> **WHAT IS REQUIRED**
Check every line of the entries that follow, and copy the ones containing "文化大革命".

> **ENTRIES**
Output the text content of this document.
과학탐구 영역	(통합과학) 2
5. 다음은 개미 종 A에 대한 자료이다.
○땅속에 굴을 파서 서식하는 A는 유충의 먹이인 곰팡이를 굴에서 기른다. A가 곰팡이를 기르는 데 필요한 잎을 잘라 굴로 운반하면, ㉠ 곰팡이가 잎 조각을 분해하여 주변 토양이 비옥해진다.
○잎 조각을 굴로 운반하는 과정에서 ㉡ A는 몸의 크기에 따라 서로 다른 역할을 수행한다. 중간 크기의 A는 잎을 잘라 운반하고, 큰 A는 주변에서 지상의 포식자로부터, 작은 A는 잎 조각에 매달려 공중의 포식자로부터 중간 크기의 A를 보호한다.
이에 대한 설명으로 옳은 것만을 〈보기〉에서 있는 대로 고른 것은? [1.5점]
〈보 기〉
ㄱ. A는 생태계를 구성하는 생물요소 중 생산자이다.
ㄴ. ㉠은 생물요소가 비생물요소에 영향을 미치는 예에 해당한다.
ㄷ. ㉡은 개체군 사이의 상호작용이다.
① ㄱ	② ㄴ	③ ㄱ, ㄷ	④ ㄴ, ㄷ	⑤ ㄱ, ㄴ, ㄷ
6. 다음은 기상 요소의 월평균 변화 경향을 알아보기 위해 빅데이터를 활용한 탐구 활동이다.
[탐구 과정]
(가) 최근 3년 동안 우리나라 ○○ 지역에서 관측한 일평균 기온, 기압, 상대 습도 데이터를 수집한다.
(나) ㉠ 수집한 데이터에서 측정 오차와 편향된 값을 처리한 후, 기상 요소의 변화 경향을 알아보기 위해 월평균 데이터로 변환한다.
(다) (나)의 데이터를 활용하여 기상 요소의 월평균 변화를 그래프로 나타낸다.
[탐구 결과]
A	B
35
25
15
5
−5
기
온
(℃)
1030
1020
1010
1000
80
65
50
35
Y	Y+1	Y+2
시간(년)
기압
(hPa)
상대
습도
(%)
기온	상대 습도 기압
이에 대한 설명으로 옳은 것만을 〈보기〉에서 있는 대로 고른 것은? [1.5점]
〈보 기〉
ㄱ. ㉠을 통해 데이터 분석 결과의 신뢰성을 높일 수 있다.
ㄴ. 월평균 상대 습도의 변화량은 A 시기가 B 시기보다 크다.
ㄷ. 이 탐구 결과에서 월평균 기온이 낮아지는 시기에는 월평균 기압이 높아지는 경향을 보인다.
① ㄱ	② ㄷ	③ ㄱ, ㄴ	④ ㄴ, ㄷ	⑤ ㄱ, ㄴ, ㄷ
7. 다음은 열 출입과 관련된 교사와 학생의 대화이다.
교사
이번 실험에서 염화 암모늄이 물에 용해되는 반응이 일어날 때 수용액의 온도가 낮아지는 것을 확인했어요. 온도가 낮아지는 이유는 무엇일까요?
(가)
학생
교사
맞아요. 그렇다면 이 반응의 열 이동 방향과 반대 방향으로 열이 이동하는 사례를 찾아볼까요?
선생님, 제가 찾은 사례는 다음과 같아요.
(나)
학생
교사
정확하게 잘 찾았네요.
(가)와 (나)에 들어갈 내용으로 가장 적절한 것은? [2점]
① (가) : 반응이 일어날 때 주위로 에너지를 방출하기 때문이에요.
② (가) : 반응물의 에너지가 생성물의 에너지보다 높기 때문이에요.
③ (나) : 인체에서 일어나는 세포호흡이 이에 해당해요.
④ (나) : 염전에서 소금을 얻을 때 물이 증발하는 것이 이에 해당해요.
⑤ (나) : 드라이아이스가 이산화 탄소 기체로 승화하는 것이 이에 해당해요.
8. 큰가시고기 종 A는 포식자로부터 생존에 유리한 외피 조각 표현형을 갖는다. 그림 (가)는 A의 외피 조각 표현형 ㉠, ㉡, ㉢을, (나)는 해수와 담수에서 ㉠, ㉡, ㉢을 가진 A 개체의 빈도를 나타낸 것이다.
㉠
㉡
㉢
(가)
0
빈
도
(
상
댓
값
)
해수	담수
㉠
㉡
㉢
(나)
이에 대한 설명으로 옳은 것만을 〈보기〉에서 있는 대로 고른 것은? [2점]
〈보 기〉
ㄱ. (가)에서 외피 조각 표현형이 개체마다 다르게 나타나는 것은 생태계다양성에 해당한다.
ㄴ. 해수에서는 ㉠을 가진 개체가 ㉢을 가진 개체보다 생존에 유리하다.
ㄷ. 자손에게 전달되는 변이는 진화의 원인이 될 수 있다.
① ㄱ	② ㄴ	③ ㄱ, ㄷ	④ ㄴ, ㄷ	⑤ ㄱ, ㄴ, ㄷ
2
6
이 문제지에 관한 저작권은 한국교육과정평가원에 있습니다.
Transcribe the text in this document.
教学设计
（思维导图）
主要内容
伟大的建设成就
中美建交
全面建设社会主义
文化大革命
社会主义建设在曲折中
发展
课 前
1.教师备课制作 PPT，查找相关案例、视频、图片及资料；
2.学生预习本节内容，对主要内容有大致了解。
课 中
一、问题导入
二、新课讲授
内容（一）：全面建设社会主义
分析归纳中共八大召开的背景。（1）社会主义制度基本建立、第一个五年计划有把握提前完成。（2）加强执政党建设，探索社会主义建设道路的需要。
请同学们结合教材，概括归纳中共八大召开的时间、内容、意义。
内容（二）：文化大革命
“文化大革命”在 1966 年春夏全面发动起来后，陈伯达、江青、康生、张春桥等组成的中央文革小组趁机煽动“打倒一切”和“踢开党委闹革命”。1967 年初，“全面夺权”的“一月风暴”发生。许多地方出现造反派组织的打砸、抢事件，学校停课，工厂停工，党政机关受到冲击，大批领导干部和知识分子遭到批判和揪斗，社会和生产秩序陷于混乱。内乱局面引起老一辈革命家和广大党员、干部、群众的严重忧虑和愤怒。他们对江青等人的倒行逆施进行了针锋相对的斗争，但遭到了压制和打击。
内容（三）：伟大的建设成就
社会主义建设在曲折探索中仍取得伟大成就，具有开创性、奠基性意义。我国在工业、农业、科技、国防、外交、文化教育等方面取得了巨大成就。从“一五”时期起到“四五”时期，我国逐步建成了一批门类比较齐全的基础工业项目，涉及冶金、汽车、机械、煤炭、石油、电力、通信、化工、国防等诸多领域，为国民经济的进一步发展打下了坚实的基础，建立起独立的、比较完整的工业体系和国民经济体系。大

> **TASK OUTPUT**
文化大革命
内容（二）：文化大革命
“文化大革命”在 1966 年春夏全面发动起来后，陈伯达、江青、康生、张春桥等组成的中央文革小组趁机煽动“打倒一切”和“踢开党委闹革命”。1967 年初，“全面夺权”的“一月风暴”发生。许多地方出现造反派组织的打砸、抢事件，学校停课，工厂停工，党政机关受到冲击，大批领导干部和知识分子遭到批判和揪斗，社会和生产秩序陷于混乱。内乱局面引起老一辈革命家和广大党员、干部、群众的严重忧虑和愤怒。他们对江青等人的倒行逆施进行了针锋相对的斗争，但遭到了压制和打击。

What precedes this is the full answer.